§ **WORK INSTRUCTIONS**
Below is a block of records. Copy every line in it that contains the word "yapım".

§ **RECORDS**
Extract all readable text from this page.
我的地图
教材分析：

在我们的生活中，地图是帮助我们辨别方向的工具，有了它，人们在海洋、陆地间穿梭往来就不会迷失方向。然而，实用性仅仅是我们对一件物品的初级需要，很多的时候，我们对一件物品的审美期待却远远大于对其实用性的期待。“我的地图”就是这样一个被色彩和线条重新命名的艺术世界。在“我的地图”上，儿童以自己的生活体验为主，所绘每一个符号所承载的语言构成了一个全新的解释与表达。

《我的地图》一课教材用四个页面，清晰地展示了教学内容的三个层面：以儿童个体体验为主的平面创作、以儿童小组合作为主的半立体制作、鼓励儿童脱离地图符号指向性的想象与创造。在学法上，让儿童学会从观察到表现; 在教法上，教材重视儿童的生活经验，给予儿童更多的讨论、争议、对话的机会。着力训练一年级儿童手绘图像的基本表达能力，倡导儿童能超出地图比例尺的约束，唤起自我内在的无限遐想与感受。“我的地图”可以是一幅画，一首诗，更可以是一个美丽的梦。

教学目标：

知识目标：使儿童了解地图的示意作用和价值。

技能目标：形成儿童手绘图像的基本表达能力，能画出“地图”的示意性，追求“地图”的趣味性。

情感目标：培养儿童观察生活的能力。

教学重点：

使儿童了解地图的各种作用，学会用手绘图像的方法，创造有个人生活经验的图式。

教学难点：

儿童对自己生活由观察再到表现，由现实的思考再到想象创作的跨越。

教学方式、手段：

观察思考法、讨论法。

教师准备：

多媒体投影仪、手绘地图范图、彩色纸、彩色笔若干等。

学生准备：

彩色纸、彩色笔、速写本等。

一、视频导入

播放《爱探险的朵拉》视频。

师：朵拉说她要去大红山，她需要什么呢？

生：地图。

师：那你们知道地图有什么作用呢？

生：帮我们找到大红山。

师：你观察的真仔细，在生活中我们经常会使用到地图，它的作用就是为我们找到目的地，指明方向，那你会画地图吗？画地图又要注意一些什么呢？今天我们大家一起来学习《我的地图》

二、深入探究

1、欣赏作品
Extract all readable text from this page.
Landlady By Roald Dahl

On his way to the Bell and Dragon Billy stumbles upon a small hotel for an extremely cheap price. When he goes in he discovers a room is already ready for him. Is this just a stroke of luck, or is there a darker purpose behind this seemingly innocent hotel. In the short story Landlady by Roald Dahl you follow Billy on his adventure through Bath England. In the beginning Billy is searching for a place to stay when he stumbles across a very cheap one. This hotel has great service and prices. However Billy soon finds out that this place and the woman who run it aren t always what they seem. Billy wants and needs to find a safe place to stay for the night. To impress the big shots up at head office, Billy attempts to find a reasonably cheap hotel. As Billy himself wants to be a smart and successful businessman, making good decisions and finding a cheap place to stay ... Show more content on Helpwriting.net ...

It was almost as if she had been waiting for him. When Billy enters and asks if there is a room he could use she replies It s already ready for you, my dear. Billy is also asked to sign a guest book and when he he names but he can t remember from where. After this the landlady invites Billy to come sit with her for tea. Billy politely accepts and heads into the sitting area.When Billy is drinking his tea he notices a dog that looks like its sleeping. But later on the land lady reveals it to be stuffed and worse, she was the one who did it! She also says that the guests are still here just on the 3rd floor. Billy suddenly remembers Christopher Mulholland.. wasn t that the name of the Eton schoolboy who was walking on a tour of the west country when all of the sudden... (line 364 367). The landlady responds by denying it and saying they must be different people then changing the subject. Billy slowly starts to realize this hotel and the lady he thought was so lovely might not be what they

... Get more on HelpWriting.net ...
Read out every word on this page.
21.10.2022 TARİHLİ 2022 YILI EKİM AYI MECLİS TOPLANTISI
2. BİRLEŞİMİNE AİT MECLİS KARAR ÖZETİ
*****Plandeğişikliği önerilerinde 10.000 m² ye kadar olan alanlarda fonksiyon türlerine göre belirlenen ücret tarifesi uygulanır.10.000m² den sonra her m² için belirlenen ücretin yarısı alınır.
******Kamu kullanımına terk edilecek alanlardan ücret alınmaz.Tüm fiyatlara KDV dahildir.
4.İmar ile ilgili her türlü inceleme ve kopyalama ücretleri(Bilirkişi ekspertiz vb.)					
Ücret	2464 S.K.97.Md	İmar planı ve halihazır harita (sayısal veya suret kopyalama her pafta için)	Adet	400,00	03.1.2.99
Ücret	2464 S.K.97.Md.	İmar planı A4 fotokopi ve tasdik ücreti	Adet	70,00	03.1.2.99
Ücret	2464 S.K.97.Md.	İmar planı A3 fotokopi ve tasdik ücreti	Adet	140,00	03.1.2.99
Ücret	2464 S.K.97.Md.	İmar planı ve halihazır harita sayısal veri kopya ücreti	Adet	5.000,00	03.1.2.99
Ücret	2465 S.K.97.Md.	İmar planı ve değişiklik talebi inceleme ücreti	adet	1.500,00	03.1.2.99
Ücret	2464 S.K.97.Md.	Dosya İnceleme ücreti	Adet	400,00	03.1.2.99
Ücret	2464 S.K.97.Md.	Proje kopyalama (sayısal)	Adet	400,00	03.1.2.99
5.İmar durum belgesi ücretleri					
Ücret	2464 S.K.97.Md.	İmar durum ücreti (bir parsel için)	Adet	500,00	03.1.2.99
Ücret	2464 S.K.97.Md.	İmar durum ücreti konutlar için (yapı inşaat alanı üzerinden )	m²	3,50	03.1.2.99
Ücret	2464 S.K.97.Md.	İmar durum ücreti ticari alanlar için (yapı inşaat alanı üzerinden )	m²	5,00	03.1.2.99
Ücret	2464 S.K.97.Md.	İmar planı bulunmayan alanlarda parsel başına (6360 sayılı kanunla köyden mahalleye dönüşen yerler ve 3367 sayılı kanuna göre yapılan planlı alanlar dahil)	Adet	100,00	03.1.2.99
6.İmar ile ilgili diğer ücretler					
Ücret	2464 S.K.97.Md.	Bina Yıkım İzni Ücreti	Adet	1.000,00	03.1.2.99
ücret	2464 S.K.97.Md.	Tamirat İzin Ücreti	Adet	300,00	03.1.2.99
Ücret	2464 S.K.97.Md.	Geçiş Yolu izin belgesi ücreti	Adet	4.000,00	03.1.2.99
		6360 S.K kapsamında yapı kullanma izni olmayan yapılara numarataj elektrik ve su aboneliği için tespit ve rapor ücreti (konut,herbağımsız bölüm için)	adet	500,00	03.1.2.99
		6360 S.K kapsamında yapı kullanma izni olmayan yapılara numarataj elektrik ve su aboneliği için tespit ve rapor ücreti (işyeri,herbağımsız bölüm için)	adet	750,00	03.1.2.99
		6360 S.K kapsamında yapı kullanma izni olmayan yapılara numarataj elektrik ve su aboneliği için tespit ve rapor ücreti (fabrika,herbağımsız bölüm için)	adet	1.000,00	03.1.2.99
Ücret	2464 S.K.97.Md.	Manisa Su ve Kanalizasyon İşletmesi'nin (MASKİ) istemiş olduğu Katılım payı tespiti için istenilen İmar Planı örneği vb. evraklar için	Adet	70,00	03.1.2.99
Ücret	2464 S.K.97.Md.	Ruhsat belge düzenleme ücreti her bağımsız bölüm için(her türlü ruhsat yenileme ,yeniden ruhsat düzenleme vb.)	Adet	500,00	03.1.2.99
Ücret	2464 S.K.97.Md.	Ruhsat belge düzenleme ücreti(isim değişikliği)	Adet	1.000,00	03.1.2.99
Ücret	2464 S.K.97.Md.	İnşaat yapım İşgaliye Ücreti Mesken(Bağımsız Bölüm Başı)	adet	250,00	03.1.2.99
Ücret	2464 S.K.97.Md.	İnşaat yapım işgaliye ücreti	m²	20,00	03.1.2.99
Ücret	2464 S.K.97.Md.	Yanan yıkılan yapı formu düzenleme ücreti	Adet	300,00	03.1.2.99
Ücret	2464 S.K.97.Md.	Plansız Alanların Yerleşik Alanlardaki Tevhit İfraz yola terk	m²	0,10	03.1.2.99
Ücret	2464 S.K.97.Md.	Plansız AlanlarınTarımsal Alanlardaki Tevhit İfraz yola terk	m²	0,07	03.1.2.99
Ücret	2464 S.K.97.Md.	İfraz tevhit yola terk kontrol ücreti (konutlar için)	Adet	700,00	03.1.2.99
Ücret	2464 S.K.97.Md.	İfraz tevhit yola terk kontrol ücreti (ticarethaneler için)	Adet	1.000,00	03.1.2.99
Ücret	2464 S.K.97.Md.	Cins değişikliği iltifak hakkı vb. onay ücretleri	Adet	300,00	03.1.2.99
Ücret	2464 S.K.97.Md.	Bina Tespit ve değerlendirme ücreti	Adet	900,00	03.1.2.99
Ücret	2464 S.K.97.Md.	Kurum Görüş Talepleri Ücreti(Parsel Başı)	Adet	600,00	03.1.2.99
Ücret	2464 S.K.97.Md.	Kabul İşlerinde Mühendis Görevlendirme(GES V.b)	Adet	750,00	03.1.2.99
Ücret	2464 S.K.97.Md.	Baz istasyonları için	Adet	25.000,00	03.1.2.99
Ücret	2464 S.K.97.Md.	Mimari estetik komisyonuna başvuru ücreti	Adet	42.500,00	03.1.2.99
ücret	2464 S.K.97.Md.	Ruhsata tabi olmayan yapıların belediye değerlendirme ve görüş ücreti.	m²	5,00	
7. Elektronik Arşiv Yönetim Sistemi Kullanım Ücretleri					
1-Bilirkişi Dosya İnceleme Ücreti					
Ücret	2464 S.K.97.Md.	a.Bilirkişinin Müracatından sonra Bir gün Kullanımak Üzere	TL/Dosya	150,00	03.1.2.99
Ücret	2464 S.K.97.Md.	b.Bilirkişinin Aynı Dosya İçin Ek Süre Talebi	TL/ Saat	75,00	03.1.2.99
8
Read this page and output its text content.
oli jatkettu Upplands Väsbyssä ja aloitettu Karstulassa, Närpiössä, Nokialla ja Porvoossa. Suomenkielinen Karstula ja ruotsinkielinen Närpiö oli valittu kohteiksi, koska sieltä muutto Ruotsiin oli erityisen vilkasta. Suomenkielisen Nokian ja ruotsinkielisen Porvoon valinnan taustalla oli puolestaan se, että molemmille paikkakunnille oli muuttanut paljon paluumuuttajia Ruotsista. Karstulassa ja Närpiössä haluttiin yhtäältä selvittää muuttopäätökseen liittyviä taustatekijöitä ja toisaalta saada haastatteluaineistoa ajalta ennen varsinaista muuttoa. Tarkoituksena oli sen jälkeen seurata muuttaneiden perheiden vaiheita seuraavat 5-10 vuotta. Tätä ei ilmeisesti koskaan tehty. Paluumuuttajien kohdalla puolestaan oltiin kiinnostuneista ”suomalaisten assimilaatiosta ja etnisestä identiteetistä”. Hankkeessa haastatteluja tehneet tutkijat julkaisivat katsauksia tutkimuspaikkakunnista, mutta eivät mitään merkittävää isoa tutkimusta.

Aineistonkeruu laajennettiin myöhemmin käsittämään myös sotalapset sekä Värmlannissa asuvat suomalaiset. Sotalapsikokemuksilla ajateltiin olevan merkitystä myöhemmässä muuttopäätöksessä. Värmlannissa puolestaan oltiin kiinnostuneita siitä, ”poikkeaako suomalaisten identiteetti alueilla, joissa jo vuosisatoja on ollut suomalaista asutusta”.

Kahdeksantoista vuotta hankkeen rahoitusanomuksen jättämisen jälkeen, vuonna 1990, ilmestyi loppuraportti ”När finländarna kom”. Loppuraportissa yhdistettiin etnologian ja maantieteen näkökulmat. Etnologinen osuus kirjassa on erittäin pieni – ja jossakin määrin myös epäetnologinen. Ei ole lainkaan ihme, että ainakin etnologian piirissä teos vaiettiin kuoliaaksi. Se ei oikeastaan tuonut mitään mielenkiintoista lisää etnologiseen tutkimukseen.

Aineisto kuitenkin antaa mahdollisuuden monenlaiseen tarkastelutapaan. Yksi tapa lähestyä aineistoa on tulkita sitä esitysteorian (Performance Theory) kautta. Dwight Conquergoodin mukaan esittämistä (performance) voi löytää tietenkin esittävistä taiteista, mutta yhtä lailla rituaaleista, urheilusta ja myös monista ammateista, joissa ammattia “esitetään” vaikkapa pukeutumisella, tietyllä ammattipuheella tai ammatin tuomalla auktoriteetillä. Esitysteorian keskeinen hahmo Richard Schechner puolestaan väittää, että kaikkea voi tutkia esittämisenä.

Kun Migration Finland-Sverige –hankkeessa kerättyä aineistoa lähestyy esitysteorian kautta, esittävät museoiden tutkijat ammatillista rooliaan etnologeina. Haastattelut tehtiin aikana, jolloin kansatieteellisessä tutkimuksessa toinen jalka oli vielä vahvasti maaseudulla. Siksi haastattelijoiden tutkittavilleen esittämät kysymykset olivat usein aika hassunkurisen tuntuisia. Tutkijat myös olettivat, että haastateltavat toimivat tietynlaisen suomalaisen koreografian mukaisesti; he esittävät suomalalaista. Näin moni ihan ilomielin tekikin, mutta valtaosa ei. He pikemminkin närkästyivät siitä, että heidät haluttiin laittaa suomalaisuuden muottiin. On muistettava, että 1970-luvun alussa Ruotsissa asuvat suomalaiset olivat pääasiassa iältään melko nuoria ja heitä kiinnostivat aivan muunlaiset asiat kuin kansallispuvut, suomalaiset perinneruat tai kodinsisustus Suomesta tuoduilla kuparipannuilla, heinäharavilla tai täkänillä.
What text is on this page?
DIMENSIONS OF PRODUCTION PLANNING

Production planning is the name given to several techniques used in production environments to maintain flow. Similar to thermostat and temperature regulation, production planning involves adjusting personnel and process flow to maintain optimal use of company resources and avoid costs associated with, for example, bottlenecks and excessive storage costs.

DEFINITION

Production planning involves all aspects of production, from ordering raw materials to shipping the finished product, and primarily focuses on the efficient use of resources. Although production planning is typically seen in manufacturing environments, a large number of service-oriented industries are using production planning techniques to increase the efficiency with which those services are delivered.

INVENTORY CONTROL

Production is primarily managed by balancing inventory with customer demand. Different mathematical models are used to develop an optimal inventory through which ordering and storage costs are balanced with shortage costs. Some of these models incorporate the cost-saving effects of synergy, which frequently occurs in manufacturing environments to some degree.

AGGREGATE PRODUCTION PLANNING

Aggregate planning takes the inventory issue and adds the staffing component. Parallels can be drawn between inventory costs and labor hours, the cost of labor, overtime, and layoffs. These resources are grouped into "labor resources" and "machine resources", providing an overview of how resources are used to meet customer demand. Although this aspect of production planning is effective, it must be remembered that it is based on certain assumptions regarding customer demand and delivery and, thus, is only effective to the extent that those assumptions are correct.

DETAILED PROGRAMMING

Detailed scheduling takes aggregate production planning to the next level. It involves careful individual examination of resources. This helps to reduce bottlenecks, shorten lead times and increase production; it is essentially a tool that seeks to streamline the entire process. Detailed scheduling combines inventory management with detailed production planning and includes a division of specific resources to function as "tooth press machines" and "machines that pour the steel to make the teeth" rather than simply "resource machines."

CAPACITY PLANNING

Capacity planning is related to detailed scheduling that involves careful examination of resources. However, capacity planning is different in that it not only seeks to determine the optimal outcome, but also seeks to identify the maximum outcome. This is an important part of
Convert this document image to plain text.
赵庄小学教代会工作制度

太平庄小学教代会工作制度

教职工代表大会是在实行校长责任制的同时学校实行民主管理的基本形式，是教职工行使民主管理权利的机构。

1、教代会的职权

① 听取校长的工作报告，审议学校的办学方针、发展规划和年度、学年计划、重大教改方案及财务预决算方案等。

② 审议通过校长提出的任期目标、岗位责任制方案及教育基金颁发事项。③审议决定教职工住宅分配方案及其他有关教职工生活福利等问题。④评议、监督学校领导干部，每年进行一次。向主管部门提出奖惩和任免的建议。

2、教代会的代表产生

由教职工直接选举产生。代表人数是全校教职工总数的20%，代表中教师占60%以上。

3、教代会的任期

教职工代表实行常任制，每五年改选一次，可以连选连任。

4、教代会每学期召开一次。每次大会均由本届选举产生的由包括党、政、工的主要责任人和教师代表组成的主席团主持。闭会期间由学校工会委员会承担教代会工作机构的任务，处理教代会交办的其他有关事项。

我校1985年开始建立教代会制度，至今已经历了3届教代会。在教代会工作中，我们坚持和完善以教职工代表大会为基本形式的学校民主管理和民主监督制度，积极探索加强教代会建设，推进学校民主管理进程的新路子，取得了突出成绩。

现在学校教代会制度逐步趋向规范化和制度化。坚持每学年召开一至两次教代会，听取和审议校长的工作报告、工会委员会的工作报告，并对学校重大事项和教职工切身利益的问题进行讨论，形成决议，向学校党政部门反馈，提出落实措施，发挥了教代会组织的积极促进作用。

§ **FINISHED EXERCISE**
Ücret	2464 S.K.97.Md.	İnşaat yapım İşgaliye Ücreti Mesken(Bağımsız Bölüm Başı)	adet	250,00	03.1.2.99
Ücret	2464 S.K.97.Md.	İnşaat yapım işgaliye ücreti	m²	20,00	03.1.2.99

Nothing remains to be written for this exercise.